== The request ==
Return every record verbatim.
* start Listed records *
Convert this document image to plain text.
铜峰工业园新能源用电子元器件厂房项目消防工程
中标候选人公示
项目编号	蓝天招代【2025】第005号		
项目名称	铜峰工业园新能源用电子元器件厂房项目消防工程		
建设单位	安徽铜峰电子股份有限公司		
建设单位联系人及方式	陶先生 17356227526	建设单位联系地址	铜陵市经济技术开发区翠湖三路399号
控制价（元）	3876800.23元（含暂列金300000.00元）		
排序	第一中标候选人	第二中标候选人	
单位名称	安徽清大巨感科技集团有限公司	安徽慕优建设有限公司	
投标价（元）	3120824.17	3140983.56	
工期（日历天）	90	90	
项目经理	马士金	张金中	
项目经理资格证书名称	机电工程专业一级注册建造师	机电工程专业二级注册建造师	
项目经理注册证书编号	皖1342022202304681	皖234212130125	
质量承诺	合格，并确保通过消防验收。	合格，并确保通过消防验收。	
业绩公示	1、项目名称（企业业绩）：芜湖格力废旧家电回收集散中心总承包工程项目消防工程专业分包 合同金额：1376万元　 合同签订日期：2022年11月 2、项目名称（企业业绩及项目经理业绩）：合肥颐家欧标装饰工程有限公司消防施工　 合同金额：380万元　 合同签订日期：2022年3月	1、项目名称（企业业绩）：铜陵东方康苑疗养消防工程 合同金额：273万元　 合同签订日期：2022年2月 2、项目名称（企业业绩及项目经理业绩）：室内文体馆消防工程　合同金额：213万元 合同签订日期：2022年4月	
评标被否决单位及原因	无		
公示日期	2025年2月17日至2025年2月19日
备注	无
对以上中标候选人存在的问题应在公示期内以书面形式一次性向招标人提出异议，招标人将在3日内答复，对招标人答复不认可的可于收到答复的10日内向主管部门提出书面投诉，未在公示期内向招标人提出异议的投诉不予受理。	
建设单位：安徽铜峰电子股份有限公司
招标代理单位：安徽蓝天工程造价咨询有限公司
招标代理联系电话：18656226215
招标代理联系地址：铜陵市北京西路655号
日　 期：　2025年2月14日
* end Listed records *
== Answer to the problem ==
Convert this document image to plain text.
铜峰工业园新能源用电子元器件厂房项目消防工程
中标候选人公示
项目编号	蓝天招代【2025】第005号		
项目名称	铜峰工业园新能源用电子元器件厂房项目消防工程		
建设单位	安徽铜峰电子股份有限公司		
建设单位联系人及方式	陶先生 17356227526	建设单位联系地址	铜陵市经济技术开发区翠湖三路399号
控制价（元）	3876800.23元（含暂列金300000.00元）		
排序	第一中标候选人	第二中标候选人	
单位名称	安徽清大巨感科技集团有限公司	安徽慕优建设有限公司	
投标价（元）	3120824.17	3140983.56	
工期（日历天）	90	90	
项目经理	马士金	张金中	
项目经理资格证书名称	机电工程专业一级注册建造师	机电工程专业二级注册建造师	
项目经理注册证书编号	皖1342022202304681	皖234212130125	
质量承诺	合格，并确保通过消防验收。	合格，并确保通过消防验收。	
业绩公示	1、项目名称（企业业绩）：芜湖格力废旧家电回收集散中心总承包工程项目消防工程专业分包 合同金额：1376万元　 合同签订日期：2022年11月 2、项目名称（企业业绩及项目经理业绩）：合肥颐家欧标装饰工程有限公司消防施工　 合同金额：380万元　 合同签订日期：2022年3月	1、项目名称（企业业绩）：铜陵东方康苑疗养消防工程 合同金额：273万元　 合同签订日期：2022年2月 2、项目名称（企业业绩及项目经理业绩）：室内文体馆消防工程　合同金额：213万元 合同签订日期：2022年4月	
评标被否决单位及原因	无		
公示日期	2025年2月17日至2025年2月19日
备注	无
对以上中标候选人存在的问题应在公示期内以书面形式一次性向招标人提出异议，招标人将在3日内答复，对招标人答复不认可的可于收到答复的10日内向主管部门提出书面投诉，未在公示期内向招标人提出异议的投诉不予受理。	
建设单位：安徽铜峰电子股份有限公司
招标代理单位：安徽蓝天工程造价咨询有限公司
招标代理联系电话：18656226215
招标代理联系地址：铜陵市北京西路655号
日　 期：　2025年2月14日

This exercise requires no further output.